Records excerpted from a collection
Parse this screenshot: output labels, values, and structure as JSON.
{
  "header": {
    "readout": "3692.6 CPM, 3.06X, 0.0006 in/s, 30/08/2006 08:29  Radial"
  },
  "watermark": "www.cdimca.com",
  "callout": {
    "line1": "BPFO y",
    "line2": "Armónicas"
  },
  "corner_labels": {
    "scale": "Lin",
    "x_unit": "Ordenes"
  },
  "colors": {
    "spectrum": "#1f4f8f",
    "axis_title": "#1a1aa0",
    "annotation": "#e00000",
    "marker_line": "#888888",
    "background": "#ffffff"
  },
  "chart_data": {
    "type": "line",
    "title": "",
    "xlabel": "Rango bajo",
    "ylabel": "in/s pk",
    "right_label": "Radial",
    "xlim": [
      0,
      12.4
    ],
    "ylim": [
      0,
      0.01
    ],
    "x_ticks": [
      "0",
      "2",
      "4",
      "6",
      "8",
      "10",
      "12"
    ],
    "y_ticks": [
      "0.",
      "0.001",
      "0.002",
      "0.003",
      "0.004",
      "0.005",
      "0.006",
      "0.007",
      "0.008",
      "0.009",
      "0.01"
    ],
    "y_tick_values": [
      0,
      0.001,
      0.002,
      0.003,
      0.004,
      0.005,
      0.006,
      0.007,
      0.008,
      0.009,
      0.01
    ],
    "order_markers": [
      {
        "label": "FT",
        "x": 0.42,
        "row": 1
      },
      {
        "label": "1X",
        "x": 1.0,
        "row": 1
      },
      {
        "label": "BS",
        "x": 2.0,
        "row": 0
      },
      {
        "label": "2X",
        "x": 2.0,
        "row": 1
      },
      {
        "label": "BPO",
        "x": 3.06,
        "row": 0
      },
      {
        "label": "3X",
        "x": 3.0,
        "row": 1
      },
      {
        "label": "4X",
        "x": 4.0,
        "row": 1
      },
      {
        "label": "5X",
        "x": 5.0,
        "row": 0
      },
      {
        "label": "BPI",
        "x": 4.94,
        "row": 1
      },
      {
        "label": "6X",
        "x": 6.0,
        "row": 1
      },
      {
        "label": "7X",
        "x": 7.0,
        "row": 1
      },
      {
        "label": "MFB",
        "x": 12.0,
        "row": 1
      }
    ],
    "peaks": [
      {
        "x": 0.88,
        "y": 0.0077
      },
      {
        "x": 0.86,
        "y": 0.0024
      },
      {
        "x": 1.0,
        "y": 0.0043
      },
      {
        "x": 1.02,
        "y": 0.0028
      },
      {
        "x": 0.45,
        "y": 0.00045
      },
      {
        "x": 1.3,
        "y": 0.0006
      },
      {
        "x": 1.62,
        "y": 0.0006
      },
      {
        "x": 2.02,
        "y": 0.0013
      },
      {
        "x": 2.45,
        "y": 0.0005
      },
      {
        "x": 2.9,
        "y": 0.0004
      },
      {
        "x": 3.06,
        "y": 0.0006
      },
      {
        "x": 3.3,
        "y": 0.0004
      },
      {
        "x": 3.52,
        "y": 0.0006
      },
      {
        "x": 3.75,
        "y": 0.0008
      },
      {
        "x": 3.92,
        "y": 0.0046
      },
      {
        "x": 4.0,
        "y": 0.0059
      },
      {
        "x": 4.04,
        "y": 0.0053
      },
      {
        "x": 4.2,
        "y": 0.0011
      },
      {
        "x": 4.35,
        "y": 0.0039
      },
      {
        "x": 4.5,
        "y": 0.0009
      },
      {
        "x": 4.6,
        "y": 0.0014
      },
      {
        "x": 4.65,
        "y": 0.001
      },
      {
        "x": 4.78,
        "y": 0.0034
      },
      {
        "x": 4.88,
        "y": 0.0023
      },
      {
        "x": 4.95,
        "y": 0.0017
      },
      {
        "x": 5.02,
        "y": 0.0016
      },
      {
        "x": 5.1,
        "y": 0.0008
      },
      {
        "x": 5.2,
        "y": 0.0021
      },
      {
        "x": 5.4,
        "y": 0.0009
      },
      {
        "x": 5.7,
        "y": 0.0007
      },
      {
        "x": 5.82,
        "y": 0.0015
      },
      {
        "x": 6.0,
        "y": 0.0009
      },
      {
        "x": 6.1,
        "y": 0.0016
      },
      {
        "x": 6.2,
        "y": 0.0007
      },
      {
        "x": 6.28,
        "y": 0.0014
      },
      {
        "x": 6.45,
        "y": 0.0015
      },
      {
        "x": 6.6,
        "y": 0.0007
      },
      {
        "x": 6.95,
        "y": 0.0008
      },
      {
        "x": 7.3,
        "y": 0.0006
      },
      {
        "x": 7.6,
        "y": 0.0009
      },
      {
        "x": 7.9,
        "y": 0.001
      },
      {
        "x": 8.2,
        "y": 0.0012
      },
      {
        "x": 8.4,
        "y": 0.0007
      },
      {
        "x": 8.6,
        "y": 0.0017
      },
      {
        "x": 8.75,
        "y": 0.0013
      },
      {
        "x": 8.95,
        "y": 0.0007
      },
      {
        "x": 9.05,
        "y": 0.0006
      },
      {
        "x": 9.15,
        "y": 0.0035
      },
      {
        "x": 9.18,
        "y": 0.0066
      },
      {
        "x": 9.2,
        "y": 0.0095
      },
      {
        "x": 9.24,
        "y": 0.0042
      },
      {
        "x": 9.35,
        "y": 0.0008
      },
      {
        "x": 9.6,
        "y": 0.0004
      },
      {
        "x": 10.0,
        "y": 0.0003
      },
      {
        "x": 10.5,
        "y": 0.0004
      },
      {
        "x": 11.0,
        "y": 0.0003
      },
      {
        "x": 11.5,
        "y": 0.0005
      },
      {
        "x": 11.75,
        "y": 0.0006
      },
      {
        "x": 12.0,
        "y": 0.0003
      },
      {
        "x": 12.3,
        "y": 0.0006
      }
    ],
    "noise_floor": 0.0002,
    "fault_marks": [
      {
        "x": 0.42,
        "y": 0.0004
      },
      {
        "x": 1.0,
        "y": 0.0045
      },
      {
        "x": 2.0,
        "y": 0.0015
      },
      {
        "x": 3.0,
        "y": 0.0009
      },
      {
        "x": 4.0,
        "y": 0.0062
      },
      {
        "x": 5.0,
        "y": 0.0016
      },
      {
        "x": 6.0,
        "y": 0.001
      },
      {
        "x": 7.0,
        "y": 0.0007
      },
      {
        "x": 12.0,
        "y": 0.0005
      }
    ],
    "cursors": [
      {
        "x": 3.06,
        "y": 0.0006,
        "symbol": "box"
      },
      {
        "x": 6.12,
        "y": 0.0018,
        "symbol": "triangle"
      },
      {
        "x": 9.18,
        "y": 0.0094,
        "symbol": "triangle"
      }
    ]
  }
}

## Given problem
Quote all of the entries verbatim.

## The response
Parse this screenshot: output labels, values, and structure as JSON.
{
  "header": {
    "readout": "3692.6 CPM, 3.06X, 0.0006 in/s, 30/08/2006 08:29  Radial"
  },
  "watermark": "www.cdimca.com",
  "callout": {
    "line1": "BPFO y",
    "line2": "Armónicas"
  },
  "corner_labels": {
    "scale": "Lin",
    "x_unit": "Ordenes"
  },
  "colors": {
    "spectrum": "#1f4f8f",
    "axis_title": "#1a1aa0",
    "annotation": "#e00000",
    "marker_line": "#888888",
    "background": "#ffffff"
  },
  "chart_data": {
    "type": "line",
    "title": "",
    "xlabel": "Rango bajo",
    "ylabel": "in/s pk",
    "right_label": "Radial",
    "xlim": [
      0,
      12.4
    ],
    "ylim": [
      0,
      0.01
    ],
    "x_ticks": [
      "0",
      "2",
      "4",
      "6",
      "8",
      "10",
      "12"
    ],
    "y_ticks": [
      "0.",
      "0.001",
      "0.002",
      "0.003",
      "0.004",
      "0.005",
      "0.006",
      "0.007",
      "0.008",
      "0.009",
      "0.01"
    ],
    "y_tick_values": [
      0,
      0.001,
      0.002,
      0.003,
      0.004,
      0.005,
      0.006,
      0.007,
      0.008,
      0.009,
      0.01
    ],
    "order_markers": [
      {
        "label": "FT",
        "x": 0.42,
        "row": 1
      },
      {
        "label": "1X",
        "x": 1.0,
        "row": 1
      },
      {
        "label": "BS",
        "x": 2.0,
        "row": 0
      },
      {
        "label": "2X",
        "x": 2.0,
        "row": 1
      },
      {
        "label": "BPO",
        "x": 3.06,
        "row": 0
      },
      {
        "label": "3X",
        "x": 3.0,
        "row": 1
      },
      {
        "label": "4X",
        "x": 4.0,
        "row": 1
      },
      {
        "label": "5X",
        "x": 5.0,
        "row": 0
      },
      {
        "label": "BPI",
        "x": 4.94,
        "row": 1
      },
      {
        "label": "6X",
        "x": 6.0,
        "row": 1
      },
      {
        "label": "7X",
        "x": 7.0,
        "row": 1
      },
      {
        "label": "MFB",
        "x": 12.0,
        "row": 1
      }
    ],
    "peaks": [
      {
        "x": 0.88,
        "y": 0.0077
      },
      {
        "x": 0.86,
        "y": 0.0024
      },
      {
        "x": 1.0,
        "y": 0.0043
      },
      {
        "x": 1.02,
        "y": 0.0028
      },
      {
        "x": 0.45,
        "y": 0.00045
      },
      {
        "x": 1.3,
        "y": 0.0006
      },
      {
        "x": 1.62,
        "y": 0.0006
      },
      {
        "x": 2.02,
        "y": 0.0013
      },
      {
        "x": 2.45,
        "y": 0.0005
      },
      {
        "x": 2.9,
        "y": 0.0004
      },
      {
        "x": 3.06,
        "y": 0.0006
      },
      {
        "x": 3.3,
        "y": 0.0004
      },
      {
        "x": 3.52,
        "y": 0.0006
      },
      {
        "x": 3.75,
        "y": 0.0008
      },
      {
        "x": 3.92,
        "y": 0.0046
      },
      {
        "x": 4.0,
        "y": 0.0059
      },
      {
        "x": 4.04,
        "y": 0.0053
      },
      {
        "x": 4.2,
        "y": 0.0011
      },
      {
        "x": 4.35,
        "y": 0.0039
      },
      {
        "x": 4.5,
        "y": 0.0009
      },
      {
        "x": 4.6,
        "y": 0.0014
      },
      {
        "x": 4.65,
        "y": 0.001
      },
      {
        "x": 4.78,
        "y": 0.0034
      },
      {
        "x": 4.88,
        "y": 0.0023
      },
      {
        "x": 4.95,
        "y": 0.0017
      },
      {
        "x": 5.02,
        "y": 0.0016
      },
      {
        "x": 5.1,
        "y": 0.0008
      },
      {
        "x": 5.2,
        "y": 0.0021
      },
      {
        "x": 5.4,
        "y": 0.0009
      },
      {
        "x": 5.7,
        "y": 0.0007
      },
      {
        "x": 5.82,
        "y": 0.0015
      },
      {
        "x": 6.0,
        "y": 0.0009
      },
      {
        "x": 6.1,
        "y": 0.0016
      },
      {
        "x": 6.2,
        "y": 0.0007
      },
      {
        "x": 6.28,
        "y": 0.0014
      },
      {
        "x": 6.45,
        "y": 0.0015
      },
      {
        "x": 6.6,
        "y": 0.0007
      },
      {
        "x": 6.95,
        "y": 0.0008
      },
      {
        "x": 7.3,
        "y": 0.0006
      },
      {
        "x": 7.6,
        "y": 0.0009
      },
      {
        "x": 7.9,
        "y": 0.001
      },
      {
        "x": 8.2,
        "y": 0.0012
      },
      {
        "x": 8.4,
        "y": 0.0007
      },
      {
        "x": 8.6,
        "y": 0.0017
      },
      {
        "x": 8.75,
        "y": 0.0013
      },
      {
        "x": 8.95,
        "y": 0.0007
      },
      {
        "x": 9.05,
        "y": 0.0006
      },
      {
        "x": 9.15,
        "y": 0.0035
      },
      {
        "x": 9.18,
        "y": 0.0066
      },
      {
        "x": 9.2,
        "y": 0.0095
      },
      {
        "x": 9.24,
        "y": 0.0042
      },
      {
        "x": 9.35,
        "y": 0.0008
      },
      {
        "x": 9.6,
        "y": 0.0004
      },
      {
        "x": 10.0,
        "y": 0.0003
      },
      {
        "x": 10.5,
        "y": 0.0004
      },
      {
        "x": 11.0,
        "y": 0.0003
      },
      {
        "x": 11.5,
        "y": 0.0005
      },
      {
        "x": 11.75,
        "y": 0.0006
      },
      {
        "x": 12.0,
        "y": 0.0003
      },
      {
        "x": 12.3,
        "y": 0.0006
      }
    ],
    "noise_floor": 0.0002,
    "fault_marks": [
      {
        "x": 0.42,
        "y": 0.0004
      },
      {
        "x": 1.0,
        "y": 0.0045
      },
      {
        "x": 2.0,
        "y": 0.0015
      },
      {
        "x": 3.0,
        "y": 0.0009
      },
      {
        "x": 4.0,
        "y": 0.0062
      },
      {
        "x": 5.0,
        "y": 0.0016
      },
      {
        "x": 6.0,
        "y": 0.001
      },
      {
        "x": 7.0,
        "y": 0.0007
      },
      {
        "x": 12.0,
        "y": 0.0005
      }
    ],
    "cursors": [
      {
        "x": 3.06,
        "y": 0.0006,
        "symbol": "box"
      },
      {
        "x": 6.12,
        "y": 0.0018,
        "symbol": "triangle"
      },
      {
        "x": 9.18,
        "y": 0.0094,
        "symbol": "triangle"
      }
    ]
  }
}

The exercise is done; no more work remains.